Set exercise - Each record must be retyped in full. No character may differ.

Input -
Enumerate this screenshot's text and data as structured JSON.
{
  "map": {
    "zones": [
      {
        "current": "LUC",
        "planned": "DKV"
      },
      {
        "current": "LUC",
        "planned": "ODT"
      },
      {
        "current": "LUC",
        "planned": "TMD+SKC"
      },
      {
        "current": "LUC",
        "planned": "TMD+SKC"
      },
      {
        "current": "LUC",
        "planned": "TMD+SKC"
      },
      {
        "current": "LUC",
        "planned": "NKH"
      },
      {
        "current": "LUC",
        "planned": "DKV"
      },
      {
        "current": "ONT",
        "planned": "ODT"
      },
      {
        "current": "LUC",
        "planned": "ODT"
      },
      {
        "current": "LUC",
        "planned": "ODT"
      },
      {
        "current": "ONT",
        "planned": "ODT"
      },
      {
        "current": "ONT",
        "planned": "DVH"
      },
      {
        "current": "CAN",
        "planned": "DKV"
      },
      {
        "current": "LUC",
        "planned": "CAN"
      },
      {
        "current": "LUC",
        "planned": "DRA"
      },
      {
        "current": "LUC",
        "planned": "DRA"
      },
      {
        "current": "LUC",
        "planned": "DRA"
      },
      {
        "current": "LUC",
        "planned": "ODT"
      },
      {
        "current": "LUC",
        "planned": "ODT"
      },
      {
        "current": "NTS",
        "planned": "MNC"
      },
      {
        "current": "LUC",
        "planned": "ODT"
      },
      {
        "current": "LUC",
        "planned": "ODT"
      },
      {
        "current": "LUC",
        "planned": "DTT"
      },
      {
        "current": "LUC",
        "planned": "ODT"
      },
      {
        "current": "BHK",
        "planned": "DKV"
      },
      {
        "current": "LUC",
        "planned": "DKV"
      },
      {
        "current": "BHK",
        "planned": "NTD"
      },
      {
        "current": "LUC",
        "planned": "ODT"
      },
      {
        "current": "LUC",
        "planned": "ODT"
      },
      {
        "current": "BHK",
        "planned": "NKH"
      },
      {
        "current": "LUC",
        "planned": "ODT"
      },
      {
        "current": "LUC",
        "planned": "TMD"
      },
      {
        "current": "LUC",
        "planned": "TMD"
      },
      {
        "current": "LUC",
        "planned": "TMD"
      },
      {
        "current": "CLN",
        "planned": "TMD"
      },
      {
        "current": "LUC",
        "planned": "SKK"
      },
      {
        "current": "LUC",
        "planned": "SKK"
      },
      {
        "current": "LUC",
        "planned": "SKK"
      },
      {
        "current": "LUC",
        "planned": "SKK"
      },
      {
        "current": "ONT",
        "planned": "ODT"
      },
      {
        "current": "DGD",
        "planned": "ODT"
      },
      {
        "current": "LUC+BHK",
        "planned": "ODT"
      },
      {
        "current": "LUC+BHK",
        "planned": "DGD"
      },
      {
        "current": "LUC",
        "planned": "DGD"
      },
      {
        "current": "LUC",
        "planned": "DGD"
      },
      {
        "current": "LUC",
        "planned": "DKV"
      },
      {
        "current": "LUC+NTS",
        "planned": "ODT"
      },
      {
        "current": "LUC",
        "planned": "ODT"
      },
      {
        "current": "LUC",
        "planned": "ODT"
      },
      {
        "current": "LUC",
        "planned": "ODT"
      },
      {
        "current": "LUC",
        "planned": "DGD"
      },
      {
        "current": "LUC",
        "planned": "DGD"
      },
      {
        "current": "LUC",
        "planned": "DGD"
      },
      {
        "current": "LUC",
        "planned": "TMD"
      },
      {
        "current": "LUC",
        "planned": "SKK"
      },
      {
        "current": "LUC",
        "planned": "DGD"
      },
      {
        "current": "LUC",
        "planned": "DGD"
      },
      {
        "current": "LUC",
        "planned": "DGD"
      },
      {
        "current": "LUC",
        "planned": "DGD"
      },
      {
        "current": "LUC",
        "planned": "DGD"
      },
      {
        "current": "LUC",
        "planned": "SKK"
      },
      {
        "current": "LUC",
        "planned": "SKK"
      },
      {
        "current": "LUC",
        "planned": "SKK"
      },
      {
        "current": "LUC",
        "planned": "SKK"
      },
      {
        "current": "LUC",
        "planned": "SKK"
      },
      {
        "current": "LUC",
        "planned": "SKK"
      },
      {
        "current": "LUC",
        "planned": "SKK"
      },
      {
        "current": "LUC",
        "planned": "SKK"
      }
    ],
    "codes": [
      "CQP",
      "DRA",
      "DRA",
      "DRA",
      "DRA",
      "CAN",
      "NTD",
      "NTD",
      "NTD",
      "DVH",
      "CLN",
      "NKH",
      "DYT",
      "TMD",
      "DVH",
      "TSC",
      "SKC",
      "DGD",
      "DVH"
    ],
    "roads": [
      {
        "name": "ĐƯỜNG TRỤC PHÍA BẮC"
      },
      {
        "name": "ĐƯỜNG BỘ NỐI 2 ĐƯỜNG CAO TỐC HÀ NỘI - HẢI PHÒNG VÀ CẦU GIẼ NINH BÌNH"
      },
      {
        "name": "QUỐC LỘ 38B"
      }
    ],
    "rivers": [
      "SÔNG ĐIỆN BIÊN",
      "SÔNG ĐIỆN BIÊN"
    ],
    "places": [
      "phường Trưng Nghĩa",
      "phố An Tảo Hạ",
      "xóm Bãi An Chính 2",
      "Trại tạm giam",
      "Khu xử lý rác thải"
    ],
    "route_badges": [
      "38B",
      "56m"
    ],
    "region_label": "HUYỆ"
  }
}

Output -
Enumerate this screenshot's text and data as structured JSON.
{
  "map": {
    "zones": [
      {
        "current": "LUC",
        "planned": "DKV"
      },
      {
        "current": "LUC",
        "planned": "ODT"
      },
      {
        "current": "LUC",
        "planned": "TMD+SKC"
      },
      {
        "current": "LUC",
        "planned": "TMD+SKC"
      },
      {
        "current": "LUC",
        "planned": "TMD+SKC"
      },
      {
        "current": "LUC",
        "planned": "NKH"
      },
      {
        "current": "LUC",
        "planned": "DKV"
      },
      {
        "current": "ONT",
        "planned": "ODT"
      },
      {
        "current": "LUC",
        "planned": "ODT"
      },
      {
        "current": "LUC",
        "planned": "ODT"
      },
      {
        "current": "ONT",
        "planned": "ODT"
      },
      {
        "current": "ONT",
        "planned": "DVH"
      },
      {
        "current": "CAN",
        "planned": "DKV"
      },
      {
        "current": "LUC",
        "planned": "CAN"
      },
      {
        "current": "LUC",
        "planned": "DRA"
      },
      {
        "current": "LUC",
        "planned": "DRA"
      },
      {
        "current": "LUC",
        "planned": "DRA"
      },
      {
        "current": "LUC",
        "planned": "ODT"
      },
      {
        "current": "LUC",
        "planned": "ODT"
      },
      {
        "current": "NTS",
        "planned": "MNC"
      },
      {
        "current": "LUC",
        "planned": "ODT"
      },
      {
        "current": "LUC",
        "planned": "ODT"
      },
      {
        "current": "LUC",
        "planned": "DTT"
      },
      {
        "current": "LUC",
        "planned": "ODT"
      },
      {
        "current": "BHK",
        "planned": "DKV"
      },
      {
        "current": "LUC",
        "planned": "DKV"
      },
      {
        "current": "BHK",
        "planned": "NTD"
      },
      {
        "current": "LUC",
        "planned": "ODT"
      },
      {
        "current": "LUC",
        "planned": "ODT"
      },
      {
        "current": "BHK",
        "planned": "NKH"
      },
      {
        "current": "LUC",
        "planned": "ODT"
      },
      {
        "current": "LUC",
        "planned": "TMD"
      },
      {
        "current": "LUC",
        "planned": "TMD"
      },
      {
        "current": "LUC",
        "planned": "TMD"
      },
      {
        "current": "CLN",
        "planned": "TMD"
      },
      {
        "current": "LUC",
        "planned": "SKK"
      },
      {
        "current": "LUC",
        "planned": "SKK"
      },
      {
        "current": "LUC",
        "planned": "SKK"
      },
      {
        "current": "LUC",
        "planned": "SKK"
      },
      {
        "current": "ONT",
        "planned": "ODT"
      },
      {
        "current": "DGD",
        "planned": "ODT"
      },
      {
        "current": "LUC+BHK",
        "planned": "ODT"
      },
      {
        "current": "LUC+BHK",
        "planned": "DGD"
      },
      {
        "current": "LUC",
        "planned": "DGD"
      },
      {
        "current": "LUC",
        "planned": "DGD"
      },
      {
        "current": "LUC",
        "planned": "DKV"
      },
      {
        "current": "LUC+NTS",
        "planned": "ODT"
      },
      {
        "current": "LUC",
        "planned": "ODT"
      },
      {
        "current": "LUC",
        "planned": "ODT"
      },
      {
        "current": "LUC",
        "planned": "ODT"
      },
      {
        "current": "LUC",
        "planned": "DGD"
      },
      {
        "current": "LUC",
        "planned": "DGD"
      },
      {
        "current": "LUC",
        "planned": "DGD"
      },
      {
        "current": "LUC",
        "planned": "TMD"
      },
      {
        "current": "LUC",
        "planned": "SKK"
      },
      {
        "current": "LUC",
        "planned": "DGD"
      },
      {
        "current": "LUC",
        "planned": "DGD"
      },
      {
        "current": "LUC",
        "planned": "DGD"
      },
      {
        "current": "LUC",
        "planned": "DGD"
      },
      {
        "current": "LUC",
        "planned": "DGD"
      },
      {
        "current": "LUC",
        "planned": "SKK"
      },
      {
        "current": "LUC",
        "planned": "SKK"
      },
      {
        "current": "LUC",
        "planned": "SKK"
      },
      {
        "current": "LUC",
        "planned": "SKK"
      },
      {
        "current": "LUC",
        "planned": "SKK"
      },
      {
        "current": "LUC",
        "planned": "SKK"
      },
      {
        "current": "LUC",
        "planned": "SKK"
      },
      {
        "current": "LUC",
        "planned": "SKK"
      }
    ],
    "codes": [
      "CQP",
      "DRA",
      "DRA",
      "DRA",
      "DRA",
      "CAN",
      "NTD",
      "NTD",
      "NTD",
      "DVH",
      "CLN",
      "NKH",
      "DYT",
      "TMD",
      "DVH",
      "TSC",
      "SKC",
      "DGD",
      "DVH"
    ],
    "roads": [
      {
        "name": "ĐƯỜNG TRỤC PHÍA BẮC"
      },
      {
        "name": "ĐƯỜNG BỘ NỐI 2 ĐƯỜNG CAO TỐC HÀ NỘI - HẢI PHÒNG VÀ CẦU GIẼ NINH BÌNH"
      },
      {
        "name": "QUỐC LỘ 38B"
      }
    ],
    "rivers": [
      "SÔNG ĐIỆN BIÊN",
      "SÔNG ĐIỆN BIÊN"
    ],
    "places": [
      "phường Trưng Nghĩa",
      "phố An Tảo Hạ",
      "xóm Bãi An Chính 2",
      "Trại tạm giam",
      "Khu xử lý rác thải"
    ],
    "route_badges": [
      "38B",
      "56m"
    ],
    "region_label": "HUYỆ"
  }
}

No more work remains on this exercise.